PROVIDED PASSAGE:
>>>>

It’s difficult to extract yourself from a great machine once you’ve become an integral cog in its everyday workings. A case in point: Kyp Malone, the heavily bearded, high-haired lover of the soaring falsetto, was a late addition to the ranks of TV on the Radio, who are now unthinkable without him. Rain Machine is his first solo venture, and this release is a carefully curated selection of songs that have lit up dark corners of small clubs during downtime from his relentless schedule. Malone is often successful at disconnecting from his main power source, although the specter of that other band is always hanging on the shoulder of this album, which has been birthed from a deep pool of emotions. Rain Machine will make you laugh, cry and pause for thought.
If there is one constant thread that binds the flow of ideas between Rain Machine and Malone’s work in TV on the Radio, it’s in the subtle vocal manipulation. He often keeps his lower register in the foreground, then double-tracks the lead vocal with a wailing falsetto that trails up to the ceiling in the background. It’s a neat trick, but one that TV on the Radio has used often, sparking a warm glow of familiarity during initial plays. But this is no mere facsimile; there’s more depth, more space for him to stretch out in, especially when he settles into the desolate run of songs that make up the final third of Rain Machine.

<<<<

SUPPLIED DATA:
>>>>

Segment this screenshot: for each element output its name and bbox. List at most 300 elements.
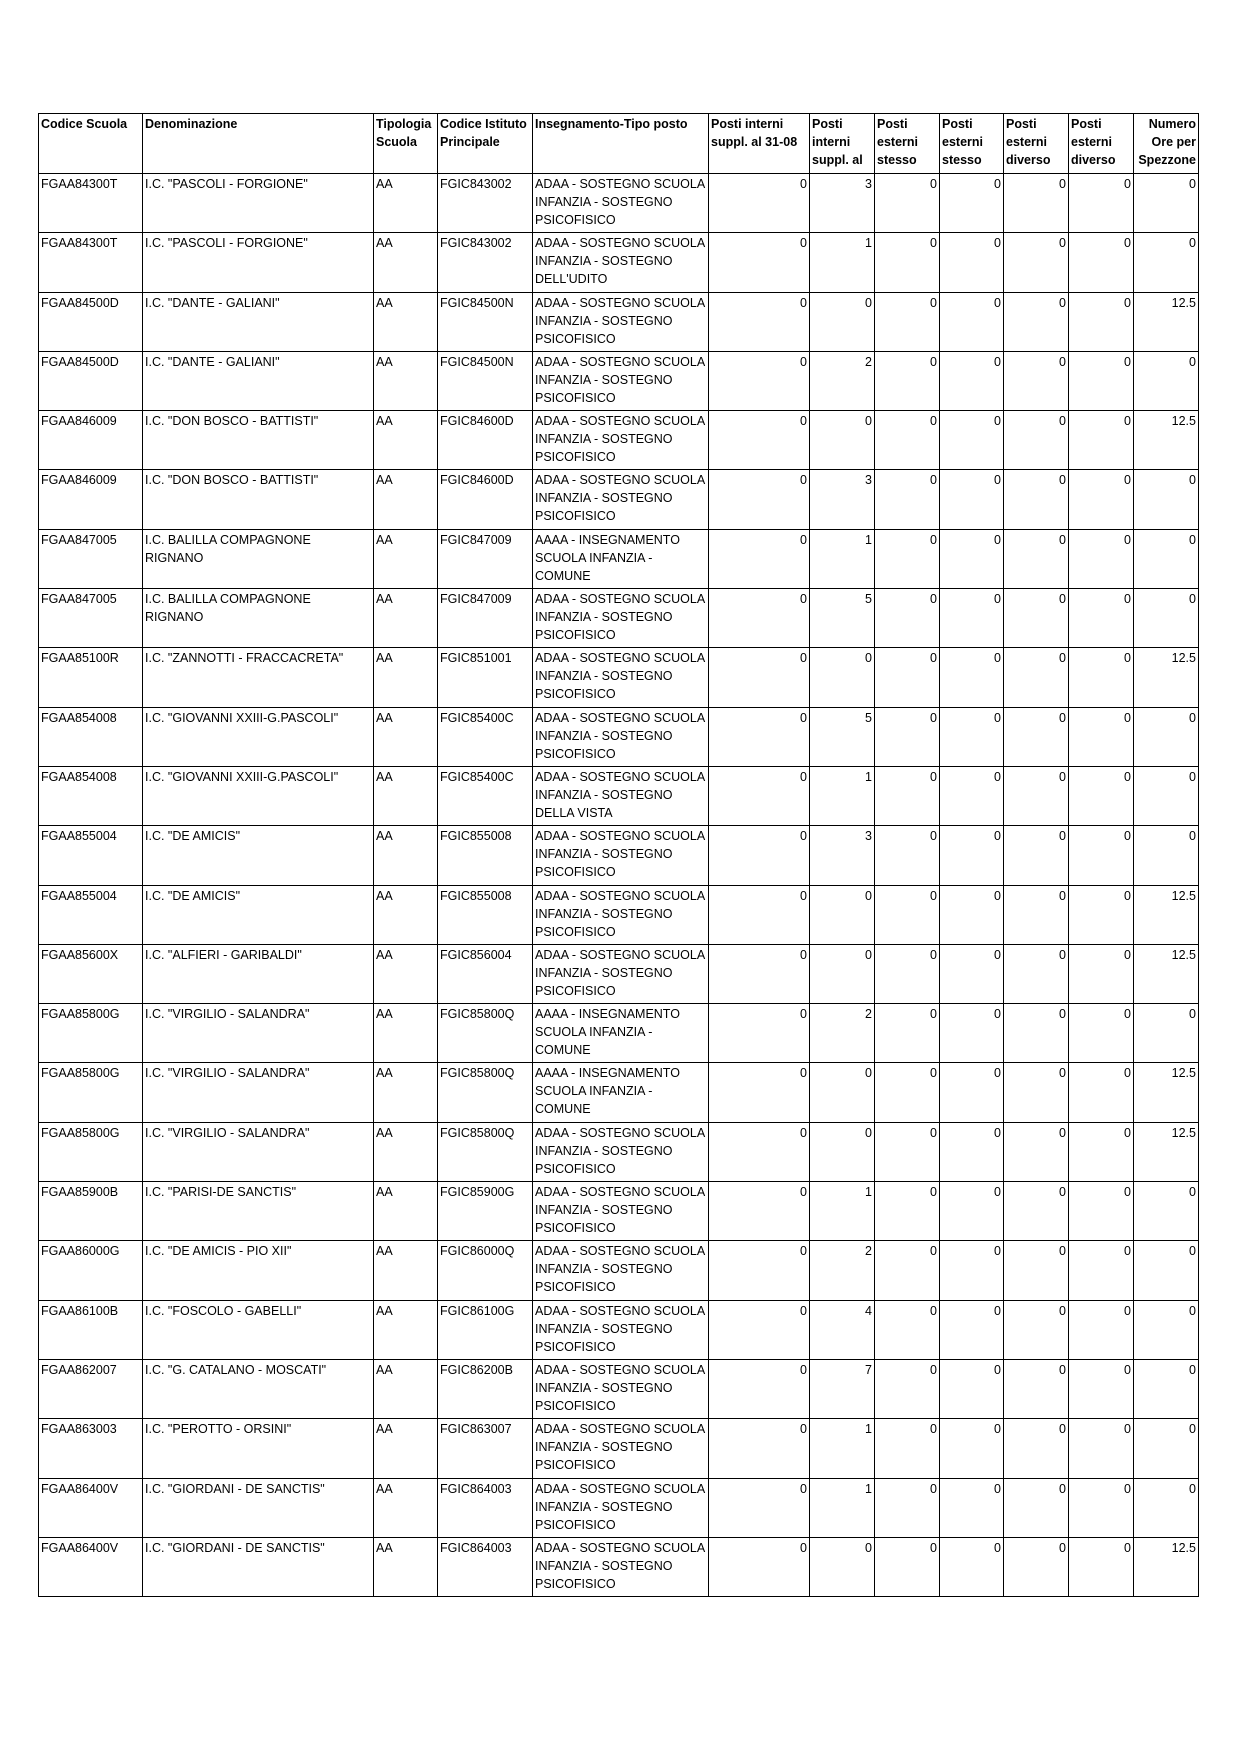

<<<<

INSTRUCTIONS FOR THE TASK: Continue the review of Kyp Malone's Rain Machine album from the point at which it ends.

SOLVED EXERCISE:
Malone is an emotional guy, who once brought his daughter on stage and looked like he was about to weep as he tenderly hugged her in front on many thousands of people. He taps into a similar feeling here, in an album that begins with familiar tropes (a bout of whistling, that dipped-in-acid guitar sound of the early TV on the Radio records) and then rapidly accelerates away from them. So he travels from ‘Give Blood’, which has the same gruff vocal stylings that made Desperate Youth, Blood Thirsty Babes such a beguiling listen, and ends up at ‘Winter Song’, an epic, 10-minute-plus piece that rubs shoulders with the astral-jazz inflected workouts of Tim Buckley’s Happy Sad.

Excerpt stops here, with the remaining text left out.